Extract:
>> Start
OF REDLANDS, CALIFORNIA  - Founded 24 January 1895

4:00 P.M.

March 18, 1999

Meeting #1616

Seven Oaks Dam


by William K. Fawcett

Assembly Room, A. K. Smiley Public Library

Biographical Data of William F. Fawcett

o Born July 1923 in New Albany, Indiana
o Grew up in Marion, Illinois
o Graduated from Purdue University with B.S. in Chemical Engineering
o Received MBA from Indiana University
o Served as lieutenant, U.S.Army Ordnance 1943-6 and 1950-1
o Married; three daughters
o Member, Sigma Alpha Epsilon
o Former member, Rotary International
o Former president, Redlands Winter Concert Association
o Member, Board of Directors, Redlands Symphony Association
o Member, Spinet
O Elder, Presbyterian Church
o Long-time choir director
o Development engineer for Marathon Corporation (lster American Can Co., now Primerics) for food packaging
o Manager of new business proposals for the solid rocket propellant division of Olin Corporation 1958-62
o Manager of new business proposals for Lockheed Corporation:
        Solid propellant rockets in Mentone 1962-75;
        Spacecraft and satellites in Sunnyvale 1975-83
        Advanced Tactical Fighter and Skunk Works projects in Burbank 1983-5
o Retired back to Redlands in January 1985

Seven Oaks Dam


The Seven Oaks Dam is a major element of the Santa Ana River Mainstem Project of the U.S.Army Corps of Engineers, which at $1.3 billion is the largest public works program in the U.S. at the time. The purpose of the Mainstem Project is primarily to protect Orange County from the very extensive flood damage which will otherwise occur in times of heavy rains. The Seven Oaks Dam will function as a large catch basin to control the flow of the Santa Ana River downstream.
>> End
What you will do:
1. In the records, print everything from the line containing "11, 805, 994]" down to the line containing "list-item: - проведение 2 мероприятий, направленных", both of those lines included, word for word.
2. Proceed with the Seven Oaks Dam talk from the point where it stops.

Records supplied:
>> Start
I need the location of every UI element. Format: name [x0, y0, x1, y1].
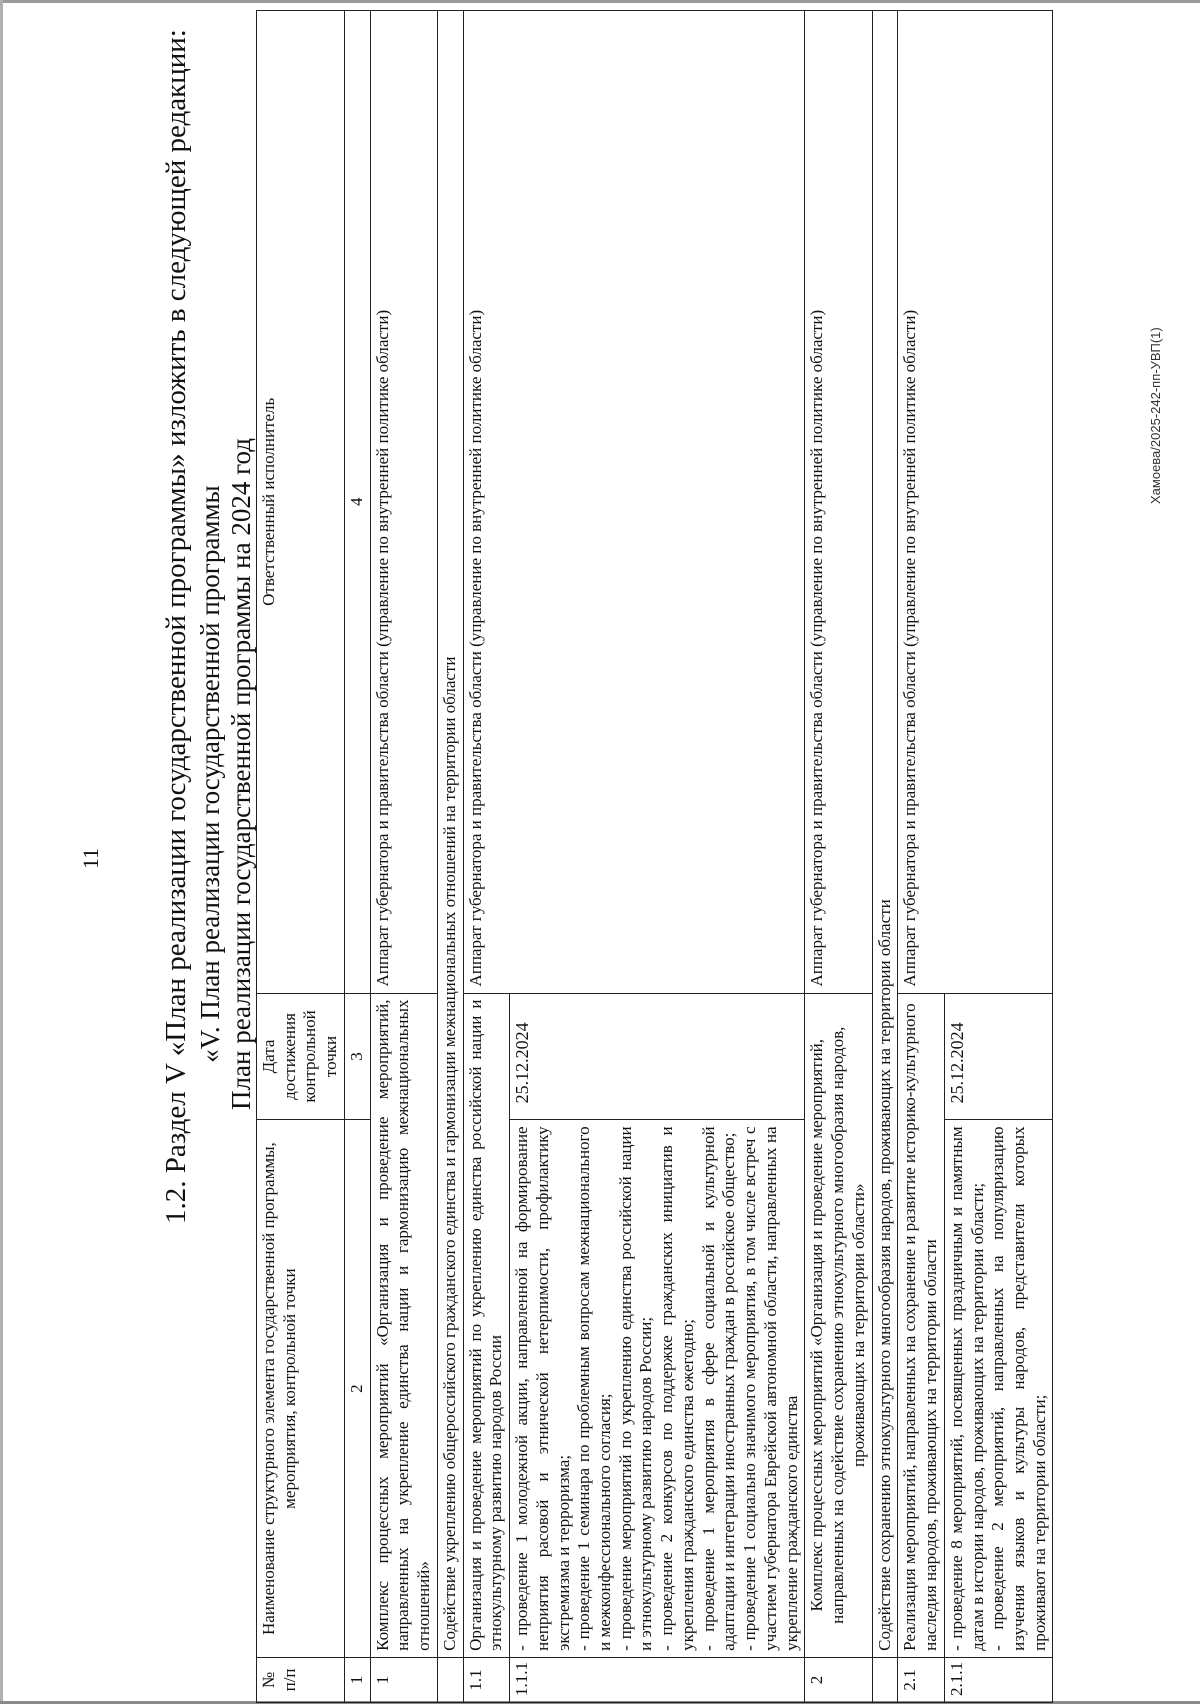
row-responsible: Аппарат губернатора и правительства области (управление по внутренней политике области)	[463, 11, 805, 994]
header-date: Дата достижения контрольной точки	[257, 993, 345, 1120]
col-number-4: 4	[344, 11, 370, 994]
list-item: - проведение 2 мероприятий, направленных на популяризацию изучения языков и культуры народов, представители которых проживают на территории области;	[988, 1126, 1049, 1651]
amendment-heading: 1.2. Раздел V «План реализации государственной программы» изложить в следующей редакции:	[160, 29, 192, 1224]
col-number-2: 2	[344, 1120, 370, 1657]
row-name: Организация и проведение мероприятий по укреплению единства российской нации и этнокультурному развитию народов России	[463, 993, 509, 1657]
plan-table	[256, 10, 1053, 1703]
list-item: - проведение 1 социально значимого мероприятия, в том числе встреч с участием губернатора Еврейской автономной области, направленных на укрепление гражданского единства	[740, 1126, 801, 1651]
row-num-empty	[872, 1657, 898, 1702]
table-row	[463, 11, 509, 1703]
header-num: № п/п	[257, 1657, 345, 1702]
col-number-3: 3	[344, 993, 370, 1120]
row-num: 2.1.1	[944, 1657, 1053, 1702]
list-item: - проведение 1 семинара по проблемным вопросам межнационального и межконфессионального согласия;	[574, 1126, 615, 1651]
row-responsible: Аппарат губернатора и правительства области (управление по внутренней политике области)	[805, 11, 872, 994]
plan-title: План реализации государственной программы на 2024 год	[226, 438, 256, 1110]
column-number-row	[344, 11, 370, 1703]
table-row	[872, 11, 898, 1703]
document-code: Хамоева/2025-242-пп-УВП(1)	[1148, 327, 1163, 504]
section-title: «V. План реализации государственной программы	[195, 485, 225, 1063]
task-row: Содействие сохранению этнокультурного многообразия народов, проживающих на территории области	[872, 11, 898, 1658]
row-num: 1.1.1	[510, 1657, 805, 1702]
row-num: 1.1	[463, 1657, 509, 1702]
row-date: 25.12.2024	[944, 993, 1053, 1120]
table-header-row	[257, 11, 345, 1703]
col-number-1: 1	[344, 1657, 370, 1702]
table-row	[898, 11, 944, 1703]
row-items	[510, 1120, 805, 1657]
page-number: 11	[78, 847, 103, 869]
header-responsible: Ответственный исполнитель	[257, 11, 345, 994]
row-date: 25.12.2024	[510, 993, 805, 1120]
row-responsible: Аппарат губернатора и правительства области (управление по внутренней политике области)	[898, 11, 1053, 994]
row-name: Реализация мероприятий, направленных на сохранение и развитие историко-культурного наследия народов, проживающих на территории области	[898, 993, 944, 1657]
table-row	[805, 11, 872, 1703]
row-num: 2.1	[898, 1657, 944, 1702]
row-items	[944, 1120, 1053, 1657]
list-item: - проведение 1 мероприятия в сфере социальной и культурной адаптации и интеграции иностранных граждан в российское общество;	[698, 1126, 739, 1651]
list-item: - проведение 1 молодежной акции, направленной на формирование неприятия расовой и этнической нетерпимости, профилактику экстремизма и терроризма;	[512, 1126, 573, 1651]
row-num-empty	[437, 1657, 463, 1702]
row-name: Комплекс процессных мероприятий «Организация и проведение мероприятий, направленных на укрепление единства нации и гармонизацию межнациональных отношений»	[370, 993, 437, 1657]
table-row	[437, 11, 463, 1703]
list-item: - проведение мероприятий по укреплению единства российской нации и этнокультурному развитию народов России;	[615, 1126, 656, 1651]
row-responsible: Аппарат губернатора и правительства области (управление по внутренней политике области)	[370, 11, 437, 994]
row-num: 2	[805, 1657, 872, 1702]
table-row	[370, 11, 437, 1703]
list-item: - проведение 8 мероприятий, посвященных праздничным и памятным датам в истории народов, проживающих на территории области;	[946, 1126, 987, 1651]
task-row: Содействие укреплению общероссийского гражданского единства и гармонизации межнациональных отношений на территории области	[437, 11, 463, 1658]
row-num: 1	[370, 1657, 437, 1702]
row-name: Комплекс процессных мероприятий «Организация и проведение мероприятий, направленных на содействие сохранению этнокультурного многообразия народов, проживающих на территории области»	[805, 993, 872, 1657]
list-item: - проведение 2 конкурсов по поддержке гражданских инициатив и укрепления гражданского единства ежегодно;	[657, 1126, 697, 1651]
header-name: Наименование структурного элемента государственной программы, мероприятия, контрольной точки	[257, 1120, 345, 1657]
>> End
Responses to the exercise:
1.
row-responsible: Аппарат губернатора и правительства области (управление по внутренней политике области)	[463, 11, 805, 994]
header-date: Дата достижения контрольной точки	[257, 993, 345, 1120]
col-number-4: 4	[344, 11, 370, 994]
list-item: - проведение 2 мероприятий, направленных на популяризацию изучения языков и культуры народов, представители которых проживают на территории области;	[988, 1126, 1049, 1651]

2.
The Santa Ana River drains an area of 177 square miles, and is rated by the Corps of Engineers as the greatest potential for disastrous flood damage west of the Mississippi. Several large floods have occurred in the last 150 years, the worst in 1862 and the latest major one in 1969, which caused over $100 million damage, primarily in Orange County.

The dam is located near the mouth of the Santa Ana Canyon, just east of Greenspot Road. It is of earth- and rock-filled construction, 550 feet high at the crest and 2600 feet wide. Its slope tapers from 2200 feet thick at the base to 40 feet at the top. Its height ranks among the ten greatest earth-filled dams in the country.

The dam is designed to provide 350-year flood protection and withstand an earthquake of 8-plus magnitude, an important factor because it virtually sits on the San Andreas Fault. During flood conditions it will create a lake 500 feet deep extending 3 miles back into the canyon. The materials for the dam have been obtained at the site: rock from the Santa Ana wash and impervious soil from an old citrus grove southeast of the site and near Newport Road. A total of 42 million cubic yards of material, or over a million truckloads, has been required. An extensive network of conveyor belts has been utilized by the contractor as the primary mode of transport.

The cost of construction is over $250 million. The U.S. Government is responsible for 59% of the cost, Orange County 38%, and Riverside and San Bernardino Counties 3%.

The primary contractor has been OCC Odebrecht Corporation of California, Sherman Oaks, a subsidiary of the Brazilian firm Contructora Norberto Odebrecht. Safety has been an ongoing concern because of the scope of the operation and the equipment involved. An extensive safety program was conducted, but one fatality occurred.

Environmental concerns have caused set-asides of 1500 acres above and below the dam as wildlife habitats.


One ot the best-kept secrets in Redlands for a number of years has been the existence of the Seven Oaks Dam. The lights at night have been visible above Mentone for a long time, and more recently the dam itself has been conspicuous from many points in Redlands. Yet there has been relatively little publicity or curiosity about it.

The Seven Oaks Dam is one of nine parts of the Santa Ana River Mainstem Project of the U.S. Army Corps of Engineers; it currently is the largest public works project in North America. The cost of the entire project is about 1.3 billion dollars. The dam's cost is over $250 million.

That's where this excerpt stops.